(Data entries for graphics)
*-*-*
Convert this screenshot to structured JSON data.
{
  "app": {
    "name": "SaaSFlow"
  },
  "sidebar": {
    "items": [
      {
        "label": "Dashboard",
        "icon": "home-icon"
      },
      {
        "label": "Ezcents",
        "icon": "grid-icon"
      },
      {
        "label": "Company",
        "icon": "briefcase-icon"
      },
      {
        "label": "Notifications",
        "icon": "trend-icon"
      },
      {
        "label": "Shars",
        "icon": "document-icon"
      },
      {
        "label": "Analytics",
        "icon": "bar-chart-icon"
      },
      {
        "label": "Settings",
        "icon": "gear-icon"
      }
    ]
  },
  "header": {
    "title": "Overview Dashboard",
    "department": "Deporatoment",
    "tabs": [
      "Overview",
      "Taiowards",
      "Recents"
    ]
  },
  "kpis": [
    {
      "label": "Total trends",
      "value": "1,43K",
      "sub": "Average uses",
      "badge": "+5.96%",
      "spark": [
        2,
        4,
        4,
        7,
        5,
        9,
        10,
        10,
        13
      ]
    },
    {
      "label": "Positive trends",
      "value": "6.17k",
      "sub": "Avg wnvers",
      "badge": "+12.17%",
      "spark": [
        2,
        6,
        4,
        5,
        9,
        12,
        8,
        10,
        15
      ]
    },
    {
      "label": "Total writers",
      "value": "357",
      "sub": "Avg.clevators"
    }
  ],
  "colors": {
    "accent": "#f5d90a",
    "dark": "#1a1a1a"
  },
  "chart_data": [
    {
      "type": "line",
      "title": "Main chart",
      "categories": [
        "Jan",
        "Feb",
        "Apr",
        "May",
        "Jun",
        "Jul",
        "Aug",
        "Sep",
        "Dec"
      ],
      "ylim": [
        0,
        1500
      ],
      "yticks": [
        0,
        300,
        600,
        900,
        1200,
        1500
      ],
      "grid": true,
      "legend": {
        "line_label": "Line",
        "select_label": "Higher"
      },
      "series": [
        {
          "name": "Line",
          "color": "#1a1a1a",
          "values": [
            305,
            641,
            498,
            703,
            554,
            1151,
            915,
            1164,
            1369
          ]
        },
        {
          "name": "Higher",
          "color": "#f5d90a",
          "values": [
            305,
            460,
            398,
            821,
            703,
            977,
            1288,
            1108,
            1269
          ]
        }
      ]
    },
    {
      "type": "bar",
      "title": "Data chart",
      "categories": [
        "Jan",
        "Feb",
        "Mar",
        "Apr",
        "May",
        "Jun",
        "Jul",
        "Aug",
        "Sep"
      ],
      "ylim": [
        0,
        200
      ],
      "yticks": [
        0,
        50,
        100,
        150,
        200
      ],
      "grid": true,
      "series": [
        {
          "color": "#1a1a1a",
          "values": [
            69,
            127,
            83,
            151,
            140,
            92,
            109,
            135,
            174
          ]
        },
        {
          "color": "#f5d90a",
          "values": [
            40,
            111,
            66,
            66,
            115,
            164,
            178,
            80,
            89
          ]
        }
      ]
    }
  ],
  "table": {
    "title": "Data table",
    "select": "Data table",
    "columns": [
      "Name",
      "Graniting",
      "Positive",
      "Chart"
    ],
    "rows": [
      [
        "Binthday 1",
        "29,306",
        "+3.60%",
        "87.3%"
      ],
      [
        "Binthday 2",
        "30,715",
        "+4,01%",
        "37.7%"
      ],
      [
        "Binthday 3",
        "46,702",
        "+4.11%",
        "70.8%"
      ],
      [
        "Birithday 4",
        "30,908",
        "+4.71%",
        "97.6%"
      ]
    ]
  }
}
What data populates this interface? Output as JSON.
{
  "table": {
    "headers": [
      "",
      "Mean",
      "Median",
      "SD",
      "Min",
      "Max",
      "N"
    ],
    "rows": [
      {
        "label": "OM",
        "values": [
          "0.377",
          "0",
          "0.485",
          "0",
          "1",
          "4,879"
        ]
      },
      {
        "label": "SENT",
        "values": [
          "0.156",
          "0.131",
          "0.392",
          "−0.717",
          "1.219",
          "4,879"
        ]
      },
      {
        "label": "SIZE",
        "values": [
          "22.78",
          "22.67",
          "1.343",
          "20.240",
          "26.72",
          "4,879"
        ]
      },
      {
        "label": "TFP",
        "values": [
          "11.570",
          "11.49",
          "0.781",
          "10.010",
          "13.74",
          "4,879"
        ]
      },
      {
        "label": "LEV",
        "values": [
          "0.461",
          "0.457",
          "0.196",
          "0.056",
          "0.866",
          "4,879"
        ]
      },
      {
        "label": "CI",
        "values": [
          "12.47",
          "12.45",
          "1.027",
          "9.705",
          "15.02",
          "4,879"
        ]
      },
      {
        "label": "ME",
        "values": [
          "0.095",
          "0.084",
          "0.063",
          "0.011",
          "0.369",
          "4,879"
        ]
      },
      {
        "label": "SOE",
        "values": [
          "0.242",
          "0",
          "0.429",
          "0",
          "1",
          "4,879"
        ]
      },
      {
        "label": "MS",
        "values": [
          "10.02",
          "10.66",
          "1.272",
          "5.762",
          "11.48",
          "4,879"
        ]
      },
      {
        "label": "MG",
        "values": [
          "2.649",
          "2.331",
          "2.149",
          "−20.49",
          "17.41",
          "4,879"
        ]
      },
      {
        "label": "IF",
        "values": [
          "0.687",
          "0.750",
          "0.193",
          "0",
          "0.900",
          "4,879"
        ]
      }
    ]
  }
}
*-*-*
> [Set exercise] Copy each line of the listing in which the word "title" can be found.

> [Full output]
    "title": "Overview Dashboard",
      "title": "Main chart",
      "title": "Data chart",
    "title": "Data table",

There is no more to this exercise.